**Set task**
Please transcribe the records precisely; pictures stay out of your copy.

**Entries shown**
## START

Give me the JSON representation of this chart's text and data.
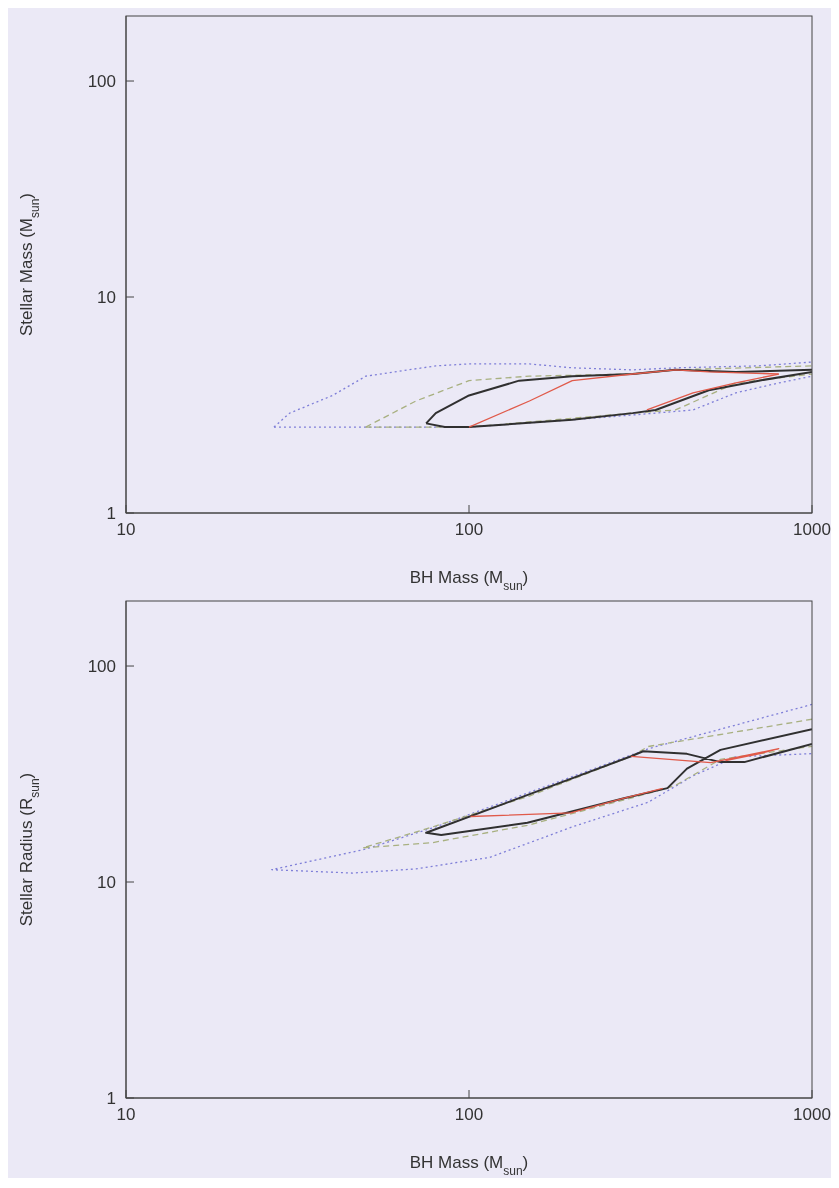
{
  "chart_data": [
    {
      "type": "line",
      "xlabel": "BH Mass (M$_{sun}$)",
      "ylabel": "Stellar Mass (M$_{sun}$)",
      "log": "xy",
      "xlim": [
        10,
        1000
      ],
      "ylim": [
        1,
        200
      ],
      "xticks": [
        10,
        100,
        1000
      ],
      "yticks": [
        1,
        10,
        100
      ],
      "grid": false,
      "legend": false,
      "marker": "none",
      "series": [
        {
          "color": "#7f7fd8",
          "line_style": "dotted",
          "x": [
            27,
            30,
            40,
            50,
            80,
            100,
            150,
            200,
            300,
            400,
            700,
            1000
          ],
          "values": [
            2.5,
            2.9,
            3.5,
            4.3,
            4.8,
            4.9,
            4.9,
            4.7,
            4.6,
            4.7,
            4.8,
            5.0
          ]
        },
        {
          "color": "#7f7fd8",
          "line_style": "dotted",
          "x": [
            27,
            100,
            200,
            350,
            450,
            600,
            800,
            1000
          ],
          "values": [
            2.5,
            2.5,
            2.7,
            2.9,
            3.0,
            3.6,
            4.0,
            4.3
          ]
        },
        {
          "color": "#a8b080",
          "line_style": "dashed",
          "x": [
            50,
            70,
            100,
            150,
            300,
            400,
            1000
          ],
          "values": [
            2.5,
            3.3,
            4.1,
            4.3,
            4.4,
            4.6,
            4.8
          ]
        },
        {
          "color": "#a8b080",
          "line_style": "dashed",
          "x": [
            50,
            100,
            300,
            400,
            600,
            1000
          ],
          "values": [
            2.5,
            2.5,
            2.9,
            3.0,
            4.0,
            4.4
          ]
        },
        {
          "color": "#303030",
          "line_style": "solid",
          "x": [
            75,
            80,
            100,
            140,
            200,
            300,
            400,
            600,
            1000
          ],
          "values": [
            2.6,
            2.9,
            3.5,
            4.1,
            4.3,
            4.4,
            4.6,
            4.5,
            4.6
          ]
        },
        {
          "color": "#303030",
          "line_style": "solid",
          "x": [
            75,
            85,
            100,
            200,
            300,
            350,
            500,
            700,
            1000
          ],
          "values": [
            2.6,
            2.5,
            2.5,
            2.7,
            2.9,
            3.0,
            3.7,
            4.1,
            4.5
          ]
        },
        {
          "color": "#e05a4a",
          "line_style": "solid",
          "x": [
            100,
            150,
            200,
            300,
            400,
            500,
            800
          ],
          "values": [
            2.5,
            3.3,
            4.1,
            4.4,
            4.6,
            4.5,
            4.4
          ]
        },
        {
          "color": "#e05a4a",
          "line_style": "solid",
          "x": [
            330,
            450,
            600,
            800
          ],
          "values": [
            3.0,
            3.6,
            4.0,
            4.4
          ]
        }
      ]
    },
    {
      "type": "line",
      "xlabel": "BH Mass (M$_{sun}$)",
      "ylabel": "Stellar Radius (R$_{sun}$)",
      "log": "xy",
      "xlim": [
        10,
        1000
      ],
      "ylim": [
        1,
        200
      ],
      "xticks": [
        10,
        100,
        1000
      ],
      "yticks": [
        1,
        10,
        100
      ],
      "grid": false,
      "legend": false,
      "marker": "none",
      "series": [
        {
          "color": "#7f7fd8",
          "line_style": "dotted",
          "x": [
            1000,
            333,
            150,
            80,
            50,
            26.6,
            45.8,
            70,
            115,
            200,
            333,
            450,
            600,
            1000
          ],
          "values": [
            66.4,
            41.4,
            26,
            18,
            14.2,
            11.4,
            11,
            11.5,
            13,
            18,
            23.4,
            31,
            38,
            39.3
          ]
        },
        {
          "color": "#a8b080",
          "line_style": "dashed",
          "x": [
            1000,
            333,
            297,
            150,
            75,
            49,
            78,
            148,
            333,
            400,
            541,
            1000
          ],
          "values": [
            56.7,
            42.4,
            38.2,
            25,
            17.6,
            14.4,
            15.2,
            18.3,
            25.7,
            28,
            37,
            42.5
          ]
        },
        {
          "color": "#303030",
          "line_style": "solid",
          "x": [
            1000,
            635,
            541,
            432,
            322,
            297,
            75,
            83,
            148,
            283,
            379,
            432,
            541,
            1000
          ],
          "values": [
            43.6,
            35.9,
            35.9,
            39.2,
            40.3,
            38.2,
            16.9,
            16.5,
            18.8,
            24.4,
            27.2,
            33.5,
            40.9,
            51
          ]
        },
        {
          "color": "#e05a4a",
          "line_style": "solid",
          "x": [
            367,
            280,
            198,
            101
          ],
          "values": [
            27.1,
            24.3,
            20.9,
            20.1
          ]
        },
        {
          "color": "#e05a4a",
          "line_style": "solid",
          "x": [
            297,
            507,
            800,
            700,
            560
          ],
          "values": [
            38.2,
            35.7,
            41.4,
            39.2,
            36.5
          ]
        }
      ]
    }
  ]
}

## END

**Complete answer**
Give me the JSON representation of this chart's text and data.
{
  "chart_data": [
    {
      "type": "line",
      "xlabel": "BH Mass (M$_{sun}$)",
      "ylabel": "Stellar Mass (M$_{sun}$)",
      "log": "xy",
      "xlim": [
        10,
        1000
      ],
      "ylim": [
        1,
        200
      ],
      "xticks": [
        10,
        100,
        1000
      ],
      "yticks": [
        1,
        10,
        100
      ],
      "grid": false,
      "legend": false,
      "marker": "none",
      "series": [
        {
          "color": "#7f7fd8",
          "line_style": "dotted",
          "x": [
            27,
            30,
            40,
            50,
            80,
            100,
            150,
            200,
            300,
            400,
            700,
            1000
          ],
          "values": [
            2.5,
            2.9,
            3.5,
            4.3,
            4.8,
            4.9,
            4.9,
            4.7,
            4.6,
            4.7,
            4.8,
            5.0
          ]
        },
        {
          "color": "#7f7fd8",
          "line_style": "dotted",
          "x": [
            27,
            100,
            200,
            350,
            450,
            600,
            800,
            1000
          ],
          "values": [
            2.5,
            2.5,
            2.7,
            2.9,
            3.0,
            3.6,
            4.0,
            4.3
          ]
        },
        {
          "color": "#a8b080",
          "line_style": "dashed",
          "x": [
            50,
            70,
            100,
            150,
            300,
            400,
            1000
          ],
          "values": [
            2.5,
            3.3,
            4.1,
            4.3,
            4.4,
            4.6,
            4.8
          ]
        },
        {
          "color": "#a8b080",
          "line_style": "dashed",
          "x": [
            50,
            100,
            300,
            400,
            600,
            1000
          ],
          "values": [
            2.5,
            2.5,
            2.9,
            3.0,
            4.0,
            4.4
          ]
        },
        {
          "color": "#303030",
          "line_style": "solid",
          "x": [
            75,
            80,
            100,
            140,
            200,
            300,
            400,
            600,
            1000
          ],
          "values": [
            2.6,
            2.9,
            3.5,
            4.1,
            4.3,
            4.4,
            4.6,
            4.5,
            4.6
          ]
        },
        {
          "color": "#303030",
          "line_style": "solid",
          "x": [
            75,
            85,
            100,
            200,
            300,
            350,
            500,
            700,
            1000
          ],
          "values": [
            2.6,
            2.5,
            2.5,
            2.7,
            2.9,
            3.0,
            3.7,
            4.1,
            4.5
          ]
        },
        {
          "color": "#e05a4a",
          "line_style": "solid",
          "x": [
            100,
            150,
            200,
            300,
            400,
            500,
            800
          ],
          "values": [
            2.5,
            3.3,
            4.1,
            4.4,
            4.6,
            4.5,
            4.4
          ]
        },
        {
          "color": "#e05a4a",
          "line_style": "solid",
          "x": [
            330,
            450,
            600,
            800
          ],
          "values": [
            3.0,
            3.6,
            4.0,
            4.4
          ]
        }
      ]
    },
    {
      "type": "line",
      "xlabel": "BH Mass (M$_{sun}$)",
      "ylabel": "Stellar Radius (R$_{sun}$)",
      "log": "xy",
      "xlim": [
        10,
        1000
      ],
      "ylim": [
        1,
        200
      ],
      "xticks": [
        10,
        100,
        1000
      ],
      "yticks": [
        1,
        10,
        100
      ],
      "grid": false,
      "legend": false,
      "marker": "none",
      "series": [
        {
          "color": "#7f7fd8",
          "line_style": "dotted",
          "x": [
            1000,
            333,
            150,
            80,
            50,
            26.6,
            45.8,
            70,
            115,
            200,
            333,
            450,
            600,
            1000
          ],
          "values": [
            66.4,
            41.4,
            26,
            18,
            14.2,
            11.4,
            11,
            11.5,
            13,
            18,
            23.4,
            31,
            38,
            39.3
          ]
        },
        {
          "color": "#a8b080",
          "line_style": "dashed",
          "x": [
            1000,
            333,
            297,
            150,
            75,
            49,
            78,
            148,
            333,
            400,
            541,
            1000
          ],
          "values": [
            56.7,
            42.4,
            38.2,
            25,
            17.6,
            14.4,
            15.2,
            18.3,
            25.7,
            28,
            37,
            42.5
          ]
        },
        {
          "color": "#303030",
          "line_style": "solid",
          "x": [
            1000,
            635,
            541,
            432,
            322,
            297,
            75,
            83,
            148,
            283,
            379,
            432,
            541,
            1000
          ],
          "values": [
            43.6,
            35.9,
            35.9,
            39.2,
            40.3,
            38.2,
            16.9,
            16.5,
            18.8,
            24.4,
            27.2,
            33.5,
            40.9,
            51
          ]
        },
        {
          "color": "#e05a4a",
          "line_style": "solid",
          "x": [
            367,
            280,
            198,
            101
          ],
          "values": [
            27.1,
            24.3,
            20.9,
            20.1
          ]
        },
        {
          "color": "#e05a4a",
          "line_style": "solid",
          "x": [
            297,
            507,
            800,
            700,
            560
          ],
          "values": [
            38.2,
            35.7,
            41.4,
            39.2,
            36.5
          ]
        }
      ]
    }
  ]
}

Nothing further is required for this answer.